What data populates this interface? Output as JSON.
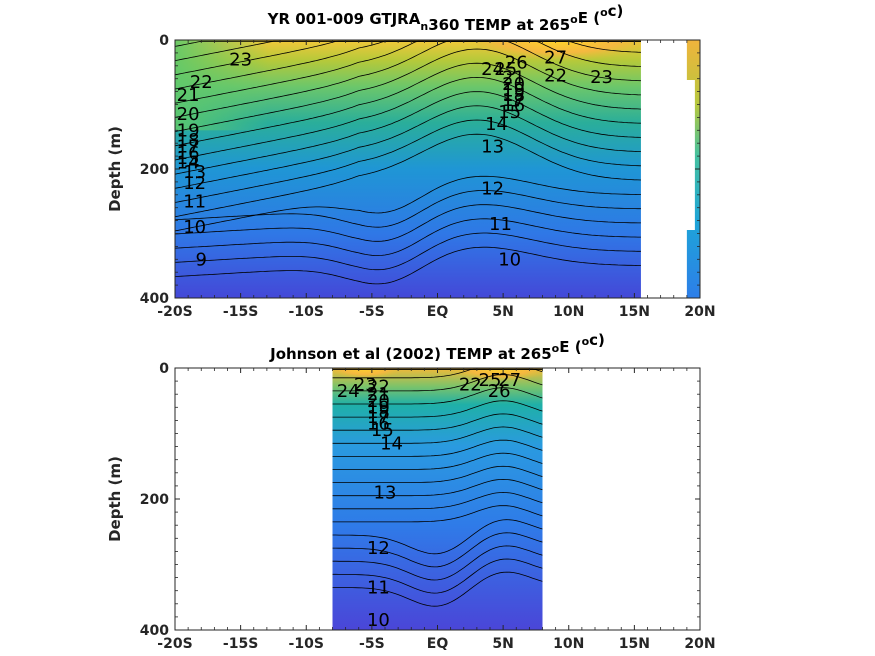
{
  "chart_data": [
    {
      "type": "contour",
      "title_parts": [
        "YR 001-009 GTJRA",
        "n",
        "360 TEMP at 265",
        "o",
        "E (",
        "o",
        "c)"
      ],
      "ylabel": "Depth (m)",
      "xlabel": "",
      "x_ticks": [
        "-20S",
        "-15S",
        "-10S",
        "-5S",
        "EQ",
        "5N",
        "10N",
        "15N",
        "20N"
      ],
      "x_range": [
        -20,
        20
      ],
      "y_ticks": [
        "0",
        "200",
        "400"
      ],
      "ylim": [
        400,
        0
      ],
      "data_lat_range": [
        -20,
        15.5
      ],
      "colorbar_strip": "partial, right edge near 20N",
      "contour_labels": [
        {
          "text": "23",
          "lat": -15,
          "depth": 30
        },
        {
          "text": "22",
          "lat": -18,
          "depth": 65
        },
        {
          "text": "21",
          "lat": -19,
          "depth": 85
        },
        {
          "text": "20",
          "lat": -19,
          "depth": 115
        },
        {
          "text": "19",
          "lat": -19,
          "depth": 140
        },
        {
          "text": "18",
          "lat": -19,
          "depth": 155
        },
        {
          "text": "17",
          "lat": -19,
          "depth": 165
        },
        {
          "text": "16",
          "lat": -19,
          "depth": 175
        },
        {
          "text": "15",
          "lat": -19,
          "depth": 183
        },
        {
          "text": "14",
          "lat": -19,
          "depth": 190
        },
        {
          "text": "13",
          "lat": -18.5,
          "depth": 205
        },
        {
          "text": "12",
          "lat": -18.5,
          "depth": 222
        },
        {
          "text": "11",
          "lat": -18.5,
          "depth": 250
        },
        {
          "text": "10",
          "lat": -18.5,
          "depth": 290
        },
        {
          "text": "9",
          "lat": -18,
          "depth": 340
        },
        {
          "text": "26",
          "lat": 6,
          "depth": 35
        },
        {
          "text": "27",
          "lat": 9,
          "depth": 27
        },
        {
          "text": "24",
          "lat": 4.2,
          "depth": 45
        },
        {
          "text": "25",
          "lat": 5.2,
          "depth": 45
        },
        {
          "text": "22",
          "lat": 9,
          "depth": 55
        },
        {
          "text": "23",
          "lat": 12.5,
          "depth": 57
        },
        {
          "text": "21",
          "lat": 5.8,
          "depth": 58
        },
        {
          "text": "20",
          "lat": 5.8,
          "depth": 68
        },
        {
          "text": "19",
          "lat": 5.8,
          "depth": 78
        },
        {
          "text": "18",
          "lat": 5.8,
          "depth": 85
        },
        {
          "text": "17",
          "lat": 5.8,
          "depth": 93
        },
        {
          "text": "16",
          "lat": 5.8,
          "depth": 101
        },
        {
          "text": "15",
          "lat": 5.5,
          "depth": 112
        },
        {
          "text": "14",
          "lat": 4.5,
          "depth": 130
        },
        {
          "text": "13",
          "lat": 4.2,
          "depth": 165
        },
        {
          "text": "12",
          "lat": 4.2,
          "depth": 230
        },
        {
          "text": "11",
          "lat": 4.8,
          "depth": 285
        },
        {
          "text": "10",
          "lat": 5.5,
          "depth": 340
        }
      ]
    },
    {
      "type": "contour",
      "title_parts": [
        "Johnson et al (2002) TEMP at 265",
        "o",
        "E (",
        "o",
        "c)"
      ],
      "ylabel": "Depth (m)",
      "xlabel": "",
      "x_ticks": [
        "-20S",
        "-15S",
        "-10S",
        "-5S",
        "EQ",
        "5N",
        "10N",
        "15N",
        "20N"
      ],
      "x_range": [
        -20,
        20
      ],
      "y_ticks": [
        "0",
        "200",
        "400"
      ],
      "ylim": [
        400,
        0
      ],
      "data_lat_range": [
        -8,
        8
      ],
      "contour_labels": [
        {
          "text": "24",
          "lat": -6.8,
          "depth": 35
        },
        {
          "text": "23",
          "lat": -5.5,
          "depth": 25
        },
        {
          "text": "22",
          "lat": -4.5,
          "depth": 28
        },
        {
          "text": "21",
          "lat": -4.5,
          "depth": 40
        },
        {
          "text": "20",
          "lat": -4.5,
          "depth": 50
        },
        {
          "text": "19",
          "lat": -4.5,
          "depth": 60
        },
        {
          "text": "18",
          "lat": -4.5,
          "depth": 67
        },
        {
          "text": "17",
          "lat": -4.5,
          "depth": 75
        },
        {
          "text": "16",
          "lat": -4.5,
          "depth": 85
        },
        {
          "text": "15",
          "lat": -4.2,
          "depth": 95
        },
        {
          "text": "14",
          "lat": -3.5,
          "depth": 115
        },
        {
          "text": "22",
          "lat": 2.5,
          "depth": 25
        },
        {
          "text": "25",
          "lat": 4.0,
          "depth": 18
        },
        {
          "text": "26",
          "lat": 4.7,
          "depth": 35
        },
        {
          "text": "27",
          "lat": 5.5,
          "depth": 18
        },
        {
          "text": "13",
          "lat": -4.0,
          "depth": 190
        },
        {
          "text": "12",
          "lat": -4.5,
          "depth": 275
        },
        {
          "text": "11",
          "lat": -4.5,
          "depth": 335
        },
        {
          "text": "10",
          "lat": -4.5,
          "depth": 385
        }
      ]
    }
  ]
}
-------
§ **Problem**
Every record above should be written out again exactly; the pictures stay out of the copy.

§ **Finished exercise**
What data populates this interface? Output as JSON.
{
  "chart_data": [
    {
      "type": "contour",
      "title_parts": [
        "YR 001-009 GTJRA",
        "n",
        "360 TEMP at 265",
        "o",
        "E (",
        "o",
        "c)"
      ],
      "ylabel": "Depth (m)",
      "xlabel": "",
      "x_ticks": [
        "-20S",
        "-15S",
        "-10S",
        "-5S",
        "EQ",
        "5N",
        "10N",
        "15N",
        "20N"
      ],
      "x_range": [
        -20,
        20
      ],
      "y_ticks": [
        "0",
        "200",
        "400"
      ],
      "ylim": [
        400,
        0
      ],
      "data_lat_range": [
        -20,
        15.5
      ],
      "colorbar_strip": "partial, right edge near 20N",
      "contour_labels": [
        {
          "text": "23",
          "lat": -15,
          "depth": 30
        },
        {
          "text": "22",
          "lat": -18,
          "depth": 65
        },
        {
          "text": "21",
          "lat": -19,
          "depth": 85
        },
        {
          "text": "20",
          "lat": -19,
          "depth": 115
        },
        {
          "text": "19",
          "lat": -19,
          "depth": 140
        },
        {
          "text": "18",
          "lat": -19,
          "depth": 155
        },
        {
          "text": "17",
          "lat": -19,
          "depth": 165
        },
        {
          "text": "16",
          "lat": -19,
          "depth": 175
        },
        {
          "text": "15",
          "lat": -19,
          "depth": 183
        },
        {
          "text": "14",
          "lat": -19,
          "depth": 190
        },
        {
          "text": "13",
          "lat": -18.5,
          "depth": 205
        },
        {
          "text": "12",
          "lat": -18.5,
          "depth": 222
        },
        {
          "text": "11",
          "lat": -18.5,
          "depth": 250
        },
        {
          "text": "10",
          "lat": -18.5,
          "depth": 290
        },
        {
          "text": "9",
          "lat": -18,
          "depth": 340
        },
        {
          "text": "26",
          "lat": 6,
          "depth": 35
        },
        {
          "text": "27",
          "lat": 9,
          "depth": 27
        },
        {
          "text": "24",
          "lat": 4.2,
          "depth": 45
        },
        {
          "text": "25",
          "lat": 5.2,
          "depth": 45
        },
        {
          "text": "22",
          "lat": 9,
          "depth": 55
        },
        {
          "text": "23",
          "lat": 12.5,
          "depth": 57
        },
        {
          "text": "21",
          "lat": 5.8,
          "depth": 58
        },
        {
          "text": "20",
          "lat": 5.8,
          "depth": 68
        },
        {
          "text": "19",
          "lat": 5.8,
          "depth": 78
        },
        {
          "text": "18",
          "lat": 5.8,
          "depth": 85
        },
        {
          "text": "17",
          "lat": 5.8,
          "depth": 93
        },
        {
          "text": "16",
          "lat": 5.8,
          "depth": 101
        },
        {
          "text": "15",
          "lat": 5.5,
          "depth": 112
        },
        {
          "text": "14",
          "lat": 4.5,
          "depth": 130
        },
        {
          "text": "13",
          "lat": 4.2,
          "depth": 165
        },
        {
          "text": "12",
          "lat": 4.2,
          "depth": 230
        },
        {
          "text": "11",
          "lat": 4.8,
          "depth": 285
        },
        {
          "text": "10",
          "lat": 5.5,
          "depth": 340
        }
      ]
    },
    {
      "type": "contour",
      "title_parts": [
        "Johnson et al (2002) TEMP at 265",
        "o",
        "E (",
        "o",
        "c)"
      ],
      "ylabel": "Depth (m)",
      "xlabel": "",
      "x_ticks": [
        "-20S",
        "-15S",
        "-10S",
        "-5S",
        "EQ",
        "5N",
        "10N",
        "15N",
        "20N"
      ],
      "x_range": [
        -20,
        20
      ],
      "y_ticks": [
        "0",
        "200",
        "400"
      ],
      "ylim": [
        400,
        0
      ],
      "data_lat_range": [
        -8,
        8
      ],
      "contour_labels": [
        {
          "text": "24",
          "lat": -6.8,
          "depth": 35
        },
        {
          "text": "23",
          "lat": -5.5,
          "depth": 25
        },
        {
          "text": "22",
          "lat": -4.5,
          "depth": 28
        },
        {
          "text": "21",
          "lat": -4.5,
          "depth": 40
        },
        {
          "text": "20",
          "lat": -4.5,
          "depth": 50
        },
        {
          "text": "19",
          "lat": -4.5,
          "depth": 60
        },
        {
          "text": "18",
          "lat": -4.5,
          "depth": 67
        },
        {
          "text": "17",
          "lat": -4.5,
          "depth": 75
        },
        {
          "text": "16",
          "lat": -4.5,
          "depth": 85
        },
        {
          "text": "15",
          "lat": -4.2,
          "depth": 95
        },
        {
          "text": "14",
          "lat": -3.5,
          "depth": 115
        },
        {
          "text": "22",
          "lat": 2.5,
          "depth": 25
        },
        {
          "text": "25",
          "lat": 4.0,
          "depth": 18
        },
        {
          "text": "26",
          "lat": 4.7,
          "depth": 35
        },
        {
          "text": "27",
          "lat": 5.5,
          "depth": 18
        },
        {
          "text": "13",
          "lat": -4.0,
          "depth": 190
        },
        {
          "text": "12",
          "lat": -4.5,
          "depth": 275
        },
        {
          "text": "11",
          "lat": -4.5,
          "depth": 335
        },
        {
          "text": "10",
          "lat": -4.5,
          "depth": 385
        }
      ]
    }
  ]
}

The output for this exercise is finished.